Convert the records starting at the line that contains "given-text: 自: [314, 1275, 347, 1315]" and ending at the line that contains "radical-label: 走：: [40, 434, 108, 475]", both included, into a JSON list of strings with one string per line, omitting blank lines.

══════

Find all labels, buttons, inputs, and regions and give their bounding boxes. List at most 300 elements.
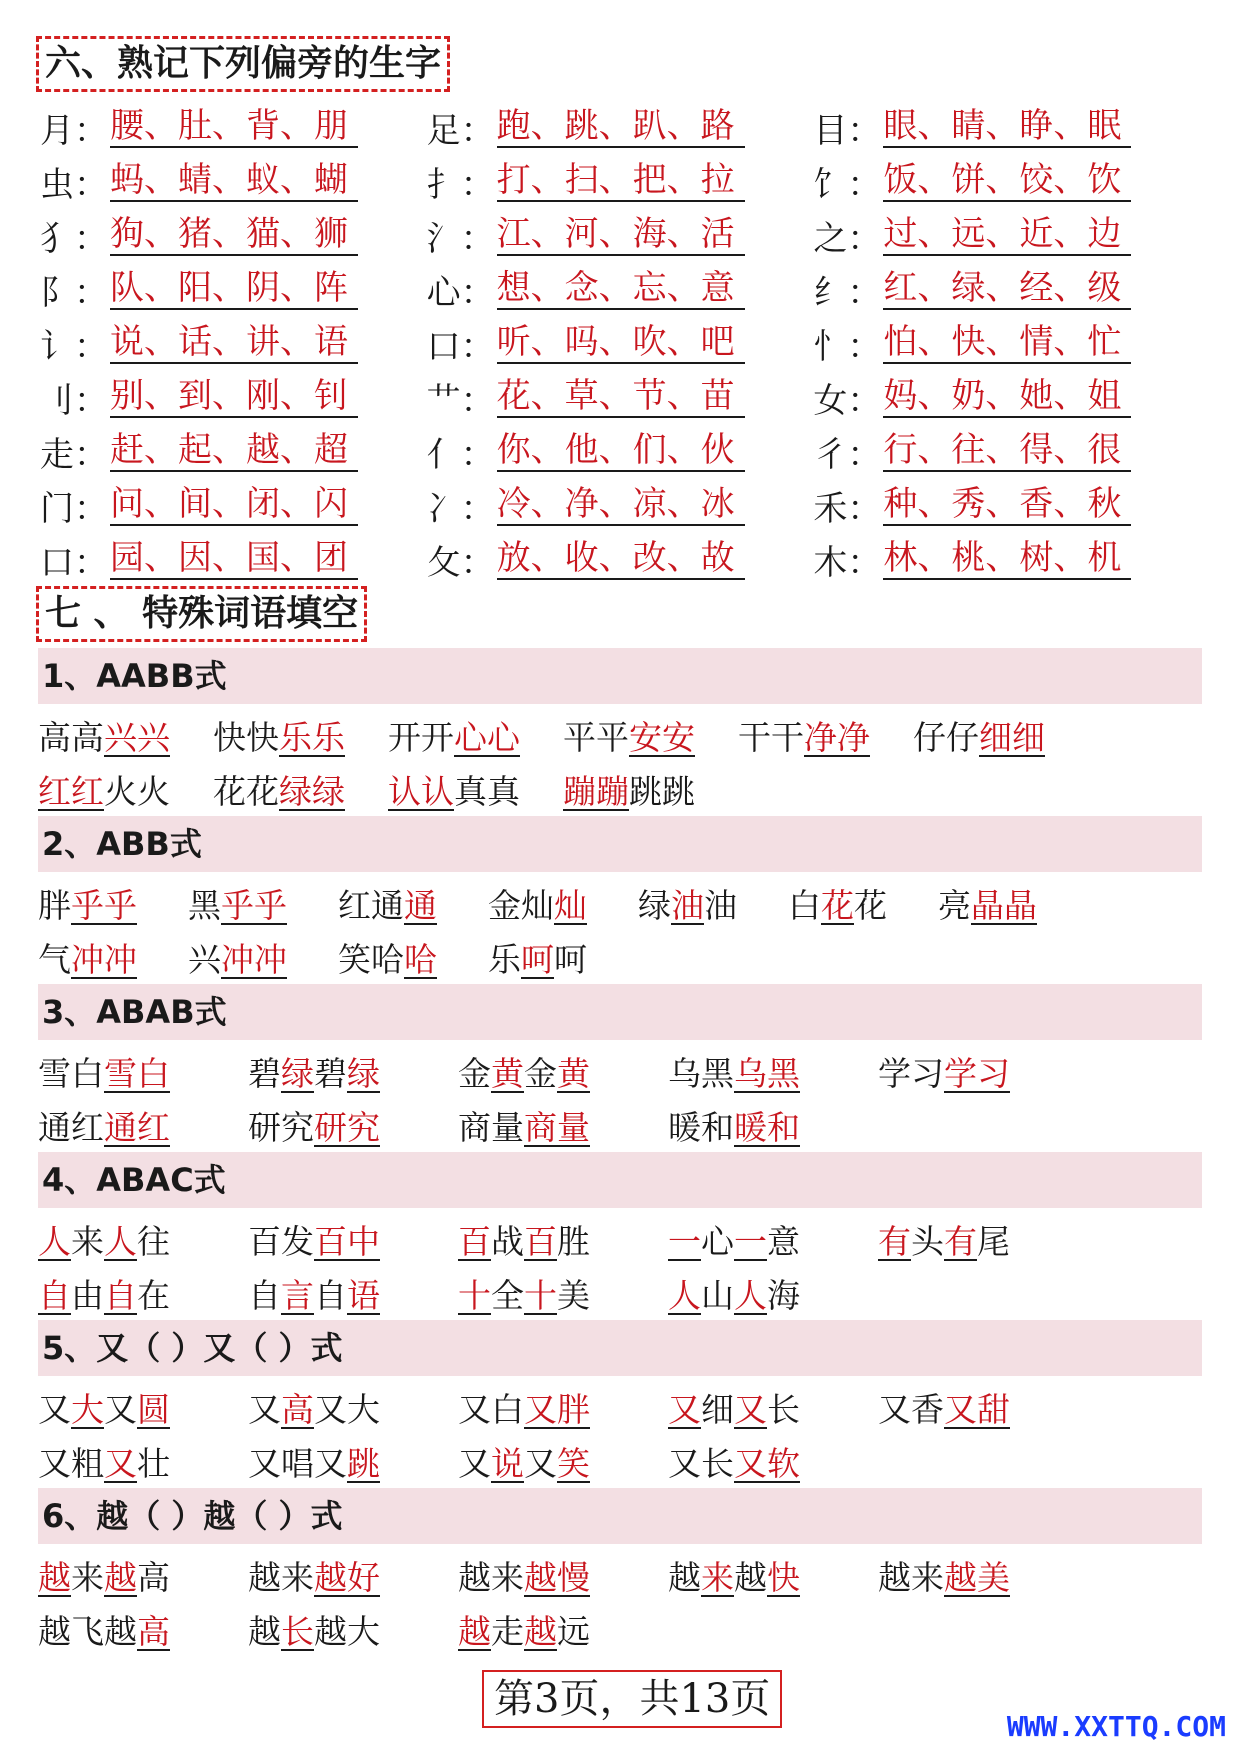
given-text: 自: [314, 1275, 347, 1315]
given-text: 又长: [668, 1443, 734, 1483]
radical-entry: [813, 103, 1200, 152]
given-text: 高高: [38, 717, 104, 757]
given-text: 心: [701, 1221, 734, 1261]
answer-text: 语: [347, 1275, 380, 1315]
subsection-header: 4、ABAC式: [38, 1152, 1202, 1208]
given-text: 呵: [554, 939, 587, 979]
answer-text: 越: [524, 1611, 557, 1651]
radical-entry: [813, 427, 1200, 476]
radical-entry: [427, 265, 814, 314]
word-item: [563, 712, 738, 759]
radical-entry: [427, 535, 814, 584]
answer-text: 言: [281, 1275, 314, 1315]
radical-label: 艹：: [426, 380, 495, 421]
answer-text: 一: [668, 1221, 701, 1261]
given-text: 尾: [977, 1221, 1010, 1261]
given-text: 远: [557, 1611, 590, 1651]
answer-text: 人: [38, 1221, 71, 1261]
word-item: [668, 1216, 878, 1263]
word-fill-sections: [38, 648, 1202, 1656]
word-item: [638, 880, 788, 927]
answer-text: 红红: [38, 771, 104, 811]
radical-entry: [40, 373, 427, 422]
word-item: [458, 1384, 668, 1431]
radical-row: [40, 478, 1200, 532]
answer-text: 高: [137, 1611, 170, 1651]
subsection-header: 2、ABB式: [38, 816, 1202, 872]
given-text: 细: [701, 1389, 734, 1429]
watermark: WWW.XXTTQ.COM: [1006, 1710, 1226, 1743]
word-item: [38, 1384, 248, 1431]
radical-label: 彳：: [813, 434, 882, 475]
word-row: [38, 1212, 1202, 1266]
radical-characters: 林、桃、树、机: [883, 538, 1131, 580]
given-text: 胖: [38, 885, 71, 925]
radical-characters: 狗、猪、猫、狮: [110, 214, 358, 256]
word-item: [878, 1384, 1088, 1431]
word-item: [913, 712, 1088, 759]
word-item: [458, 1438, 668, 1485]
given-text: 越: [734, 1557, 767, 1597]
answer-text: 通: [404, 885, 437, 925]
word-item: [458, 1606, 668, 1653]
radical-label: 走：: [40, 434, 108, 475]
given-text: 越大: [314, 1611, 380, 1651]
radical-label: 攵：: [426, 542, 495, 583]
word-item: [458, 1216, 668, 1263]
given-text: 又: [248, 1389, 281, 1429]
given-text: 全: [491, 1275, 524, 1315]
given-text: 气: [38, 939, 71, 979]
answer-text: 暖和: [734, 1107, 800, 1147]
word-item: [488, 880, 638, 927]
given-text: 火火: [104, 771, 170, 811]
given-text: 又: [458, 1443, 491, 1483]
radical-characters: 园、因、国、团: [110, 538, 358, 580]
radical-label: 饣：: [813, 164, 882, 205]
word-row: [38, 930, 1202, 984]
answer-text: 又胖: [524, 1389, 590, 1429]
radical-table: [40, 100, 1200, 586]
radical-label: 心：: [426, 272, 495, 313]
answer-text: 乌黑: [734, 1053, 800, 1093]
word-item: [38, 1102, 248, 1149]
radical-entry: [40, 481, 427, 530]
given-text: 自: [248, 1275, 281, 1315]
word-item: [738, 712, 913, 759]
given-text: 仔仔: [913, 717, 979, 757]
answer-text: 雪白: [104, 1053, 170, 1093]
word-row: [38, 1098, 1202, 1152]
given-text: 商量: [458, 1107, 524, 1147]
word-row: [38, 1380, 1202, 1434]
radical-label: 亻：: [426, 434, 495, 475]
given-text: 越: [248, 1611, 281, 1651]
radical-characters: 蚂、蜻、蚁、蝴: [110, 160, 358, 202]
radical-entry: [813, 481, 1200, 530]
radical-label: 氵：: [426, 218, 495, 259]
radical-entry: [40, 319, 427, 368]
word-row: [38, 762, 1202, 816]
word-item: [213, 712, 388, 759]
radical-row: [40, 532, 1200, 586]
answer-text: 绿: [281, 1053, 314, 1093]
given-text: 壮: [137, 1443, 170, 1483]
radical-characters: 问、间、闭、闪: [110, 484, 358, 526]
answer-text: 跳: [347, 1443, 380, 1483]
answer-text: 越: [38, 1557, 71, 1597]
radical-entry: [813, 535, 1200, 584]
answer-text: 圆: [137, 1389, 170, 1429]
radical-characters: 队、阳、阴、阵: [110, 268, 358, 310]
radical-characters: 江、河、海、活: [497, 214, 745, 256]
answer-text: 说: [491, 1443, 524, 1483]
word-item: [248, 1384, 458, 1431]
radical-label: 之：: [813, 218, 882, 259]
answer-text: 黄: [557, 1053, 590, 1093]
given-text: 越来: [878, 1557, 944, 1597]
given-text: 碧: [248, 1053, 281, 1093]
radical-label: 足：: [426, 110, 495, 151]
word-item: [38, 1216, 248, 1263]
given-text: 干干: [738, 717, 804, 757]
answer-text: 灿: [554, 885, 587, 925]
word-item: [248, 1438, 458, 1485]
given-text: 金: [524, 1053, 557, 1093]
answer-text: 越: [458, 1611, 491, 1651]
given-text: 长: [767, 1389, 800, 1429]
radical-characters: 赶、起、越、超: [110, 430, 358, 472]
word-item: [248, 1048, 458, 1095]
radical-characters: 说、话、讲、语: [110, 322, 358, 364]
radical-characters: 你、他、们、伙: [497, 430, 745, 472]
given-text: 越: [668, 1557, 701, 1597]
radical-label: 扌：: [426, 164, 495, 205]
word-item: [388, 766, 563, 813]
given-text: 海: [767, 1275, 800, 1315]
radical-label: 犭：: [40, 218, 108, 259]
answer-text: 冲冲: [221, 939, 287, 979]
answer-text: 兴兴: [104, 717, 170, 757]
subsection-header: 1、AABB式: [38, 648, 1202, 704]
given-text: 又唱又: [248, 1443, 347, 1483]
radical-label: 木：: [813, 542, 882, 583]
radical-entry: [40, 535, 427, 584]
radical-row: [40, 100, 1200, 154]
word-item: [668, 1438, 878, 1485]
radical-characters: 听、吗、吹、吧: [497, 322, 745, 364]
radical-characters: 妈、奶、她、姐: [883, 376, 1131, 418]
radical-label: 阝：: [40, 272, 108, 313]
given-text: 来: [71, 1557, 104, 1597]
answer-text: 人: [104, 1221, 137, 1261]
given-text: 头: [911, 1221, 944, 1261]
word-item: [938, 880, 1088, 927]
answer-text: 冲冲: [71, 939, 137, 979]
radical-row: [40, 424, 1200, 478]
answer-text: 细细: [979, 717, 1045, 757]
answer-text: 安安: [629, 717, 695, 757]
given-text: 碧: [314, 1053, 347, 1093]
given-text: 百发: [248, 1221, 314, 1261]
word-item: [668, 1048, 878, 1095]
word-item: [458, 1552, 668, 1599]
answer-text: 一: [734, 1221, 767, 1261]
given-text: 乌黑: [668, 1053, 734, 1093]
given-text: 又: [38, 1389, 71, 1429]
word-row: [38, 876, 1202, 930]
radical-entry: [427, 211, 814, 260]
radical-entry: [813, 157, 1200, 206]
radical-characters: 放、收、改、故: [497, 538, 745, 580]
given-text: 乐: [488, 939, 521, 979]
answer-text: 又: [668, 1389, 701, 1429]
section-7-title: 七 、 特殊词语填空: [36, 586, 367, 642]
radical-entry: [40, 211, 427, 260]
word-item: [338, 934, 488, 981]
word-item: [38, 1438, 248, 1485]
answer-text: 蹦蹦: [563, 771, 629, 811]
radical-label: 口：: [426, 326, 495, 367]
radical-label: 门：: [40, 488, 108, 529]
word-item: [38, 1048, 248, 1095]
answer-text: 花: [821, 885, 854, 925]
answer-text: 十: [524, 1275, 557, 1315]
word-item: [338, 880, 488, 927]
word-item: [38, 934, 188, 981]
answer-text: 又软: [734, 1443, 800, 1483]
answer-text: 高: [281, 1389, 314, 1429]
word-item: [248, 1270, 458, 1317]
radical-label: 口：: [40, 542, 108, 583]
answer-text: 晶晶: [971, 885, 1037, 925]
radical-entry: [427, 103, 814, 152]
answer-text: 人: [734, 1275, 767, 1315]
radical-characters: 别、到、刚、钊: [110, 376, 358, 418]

══════

ANSWER TO THIS PROBLEM ::
[
  "given-text: 自: [314, 1275, 347, 1315]",
  "given-text: 又长: [668, 1443, 734, 1483]",
  "radical-entry: [813, 103, 1200, 152]",
  "given-text: 高高: [38, 717, 104, 757]",
  "given-text: 心: [701, 1221, 734, 1261]",
  "answer-text: 语: [347, 1275, 380, 1315]",
  "subsection-header: 4、ABAC式: [38, 1152, 1202, 1208]",
  "given-text: 呵: [554, 939, 587, 979]",
  "answer-text: 越: [524, 1611, 557, 1651]",
  "radical-entry: [813, 427, 1200, 476]",
  "radical-entry: [427, 265, 814, 314]",
  "word-item: [563, 712, 738, 759]",
  "radical-entry: [427, 535, 814, 584]",
  "answer-text: 言: [281, 1275, 314, 1315]",
  "radical-label: 艹：: [426, 380, 495, 421]",
  "answer-text: 一: [668, 1221, 701, 1261]",
  "given-text: 尾: [977, 1221, 1010, 1261]",
  "given-text: 远: [557, 1611, 590, 1651]",
  "answer-text: 人: [38, 1221, 71, 1261]",
  "word-item: [668, 1216, 878, 1263]",
  "word-fill-sections: [38, 648, 1202, 1656]",
  "word-item: [638, 880, 788, 927]",
  "answer-text: 红红: [38, 771, 104, 811]",
  "radical-entry: [40, 373, 427, 422]",
  "word-item: [458, 1384, 668, 1431]",
  "radical-row: [40, 478, 1200, 532]",
  "answer-text: 高: [137, 1611, 170, 1651]",
  "subsection-header: 2、ABB式: [38, 816, 1202, 872]",
  "given-text: 细: [701, 1389, 734, 1429]",
  "watermark: WWW.XXTTQ.COM: [1006, 1710, 1226, 1743]",
  "word-item: [38, 1384, 248, 1431]",
  "radical-label: 彳：: [813, 434, 882, 475]",
  "word-row: [38, 1212, 1202, 1266]",
  "radical-characters: 林、桃、树、机: [883, 538, 1131, 580]",
  "given-text: 胖: [38, 885, 71, 925]",
  "radical-characters: 狗、猪、猫、狮: [110, 214, 358, 256]",
  "word-item: [878, 1384, 1088, 1431]",
  "word-item: [913, 712, 1088, 759]",
  "word-item: [458, 1438, 668, 1485]",
  "given-text: 越: [734, 1557, 767, 1597]",
  "answer-text: 通: [404, 885, 437, 925]",
  "word-item: [458, 1606, 668, 1653]",
  "radical-label: 走：: [40, 434, 108, 475]"
]